━━━━━ THE RECORDS

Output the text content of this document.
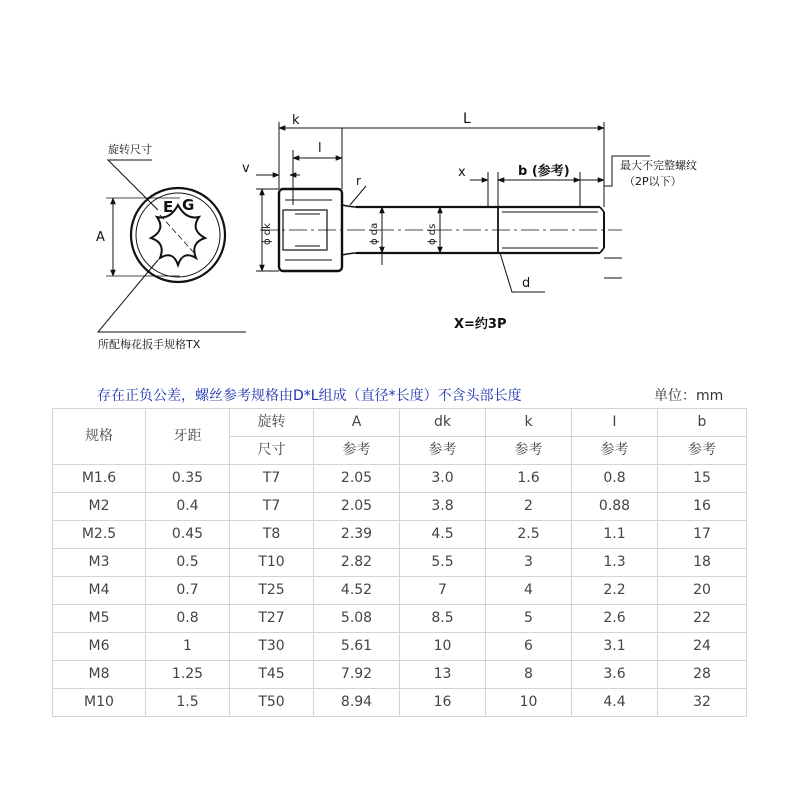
旋转尺寸
A
E G
所配梅花扳手规格TX
k	L
l
v
r
x	b (参考)
ϕ dk	ϕ da	ϕ ds
d
最大不完整螺纹
（2P以下）
X=约3P
存在正负公差，螺丝参考规格由D*L组成（直径*长度）不含头部长度	单位：mm
规格	牙距	旋转	A	dk	k	I	b
		尺寸	参考	参考	参考	参考	参考
M1.6	0.35	T7	2.05	3.0	1.6	0.8	15
M2	0.4	T7	2.05	3.8	2	0.88	16
M2.5	0.45	T8	2.39	4.5	2.5	1.1	17
M3	0.5	T10	2.82	5.5	3	1.3	18
M4	0.7	T25	4.52	7	4	2.2	20
M5	0.8	T27	5.08	8.5	5	2.6	22
M6	1	T30	5.61	10	6	3.1	24
M8	1.25	T45	7.92	13	8	3.6	28
M10	1.5	T50	8.94	16	10	4.4	32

━━━━━━━━━━

**EXERCISE DESCRIPTION**. Transcribe the whole listing exactly. Pictures stay out of your copy.

**RESULT OF THE TASK**.
Output the text content of this document.
旋转尺寸
A
E G
所配梅花扳手规格TX
k	L
l
v
r
x	b (参考)
ϕ dk	ϕ da	ϕ ds
d
最大不完整螺纹
（2P以下）
X=约3P
存在正负公差，螺丝参考规格由D*L组成（直径*长度）不含头部长度	单位：mm
规格	牙距	旋转	A	dk	k	I	b
		尺寸	参考	参考	参考	参考	参考
M1.6	0.35	T7	2.05	3.0	1.6	0.8	15
M2	0.4	T7	2.05	3.8	2	0.88	16
M2.5	0.45	T8	2.39	4.5	2.5	1.1	17
M3	0.5	T10	2.82	5.5	3	1.3	18
M4	0.7	T25	4.52	7	4	2.2	20
M5	0.8	T27	5.08	8.5	5	2.6	22
M6	1	T30	5.61	10	6	3.1	24
M8	1.25	T45	7.92	13	8	3.6	28
M10	1.5	T50	8.94	16	10	4.4	32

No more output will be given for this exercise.